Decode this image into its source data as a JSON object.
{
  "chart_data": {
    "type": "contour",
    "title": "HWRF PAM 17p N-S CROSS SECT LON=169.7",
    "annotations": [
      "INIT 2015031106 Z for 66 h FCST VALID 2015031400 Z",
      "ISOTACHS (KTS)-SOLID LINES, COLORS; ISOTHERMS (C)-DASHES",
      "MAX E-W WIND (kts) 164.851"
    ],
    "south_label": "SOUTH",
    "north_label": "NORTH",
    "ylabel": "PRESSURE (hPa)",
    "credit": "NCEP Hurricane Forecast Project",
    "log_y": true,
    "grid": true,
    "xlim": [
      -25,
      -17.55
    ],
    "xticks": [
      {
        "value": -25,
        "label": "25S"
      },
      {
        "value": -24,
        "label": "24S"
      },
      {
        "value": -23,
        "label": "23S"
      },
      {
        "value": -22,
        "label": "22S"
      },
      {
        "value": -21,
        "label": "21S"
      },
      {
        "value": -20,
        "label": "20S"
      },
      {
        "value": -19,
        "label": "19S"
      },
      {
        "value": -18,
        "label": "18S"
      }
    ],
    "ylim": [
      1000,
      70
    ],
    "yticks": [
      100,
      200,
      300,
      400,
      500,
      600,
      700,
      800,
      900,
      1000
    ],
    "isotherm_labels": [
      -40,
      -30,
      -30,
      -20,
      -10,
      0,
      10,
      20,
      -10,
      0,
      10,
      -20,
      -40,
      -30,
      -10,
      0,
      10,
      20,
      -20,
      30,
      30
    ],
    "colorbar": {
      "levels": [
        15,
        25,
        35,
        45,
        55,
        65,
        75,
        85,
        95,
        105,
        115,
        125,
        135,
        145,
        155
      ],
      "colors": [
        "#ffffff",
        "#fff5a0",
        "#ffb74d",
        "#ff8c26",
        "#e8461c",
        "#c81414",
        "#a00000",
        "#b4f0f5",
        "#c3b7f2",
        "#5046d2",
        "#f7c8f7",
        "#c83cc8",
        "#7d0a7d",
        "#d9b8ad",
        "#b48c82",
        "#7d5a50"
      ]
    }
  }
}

○ ○ ○ ○

What the task requires = All the entries above need to be reproduced exactly.

Exercise response =
Decode this image into its source data as a JSON object.
{
  "chart_data": {
    "type": "contour",
    "title": "HWRF PAM 17p N-S CROSS SECT LON=169.7",
    "annotations": [
      "INIT 2015031106 Z for 66 h FCST VALID 2015031400 Z",
      "ISOTACHS (KTS)-SOLID LINES, COLORS; ISOTHERMS (C)-DASHES",
      "MAX E-W WIND (kts) 164.851"
    ],
    "south_label": "SOUTH",
    "north_label": "NORTH",
    "ylabel": "PRESSURE (hPa)",
    "credit": "NCEP Hurricane Forecast Project",
    "log_y": true,
    "grid": true,
    "xlim": [
      -25,
      -17.55
    ],
    "xticks": [
      {
        "value": -25,
        "label": "25S"
      },
      {
        "value": -24,
        "label": "24S"
      },
      {
        "value": -23,
        "label": "23S"
      },
      {
        "value": -22,
        "label": "22S"
      },
      {
        "value": -21,
        "label": "21S"
      },
      {
        "value": -20,
        "label": "20S"
      },
      {
        "value": -19,
        "label": "19S"
      },
      {
        "value": -18,
        "label": "18S"
      }
    ],
    "ylim": [
      1000,
      70
    ],
    "yticks": [
      100,
      200,
      300,
      400,
      500,
      600,
      700,
      800,
      900,
      1000
    ],
    "isotherm_labels": [
      -40,
      -30,
      -30,
      -20,
      -10,
      0,
      10,
      20,
      -10,
      0,
      10,
      -20,
      -40,
      -30,
      -10,
      0,
      10,
      20,
      -20,
      30,
      30
    ],
    "colorbar": {
      "levels": [
        15,
        25,
        35,
        45,
        55,
        65,
        75,
        85,
        95,
        105,
        115,
        125,
        135,
        145,
        155
      ],
      "colors": [
        "#ffffff",
        "#fff5a0",
        "#ffb74d",
        "#ff8c26",
        "#e8461c",
        "#c81414",
        "#a00000",
        "#b4f0f5",
        "#c3b7f2",
        "#5046d2",
        "#f7c8f7",
        "#c83cc8",
        "#7d0a7d",
        "#d9b8ad",
        "#b48c82",
        "#7d5a50"
      ]
    }
  }
}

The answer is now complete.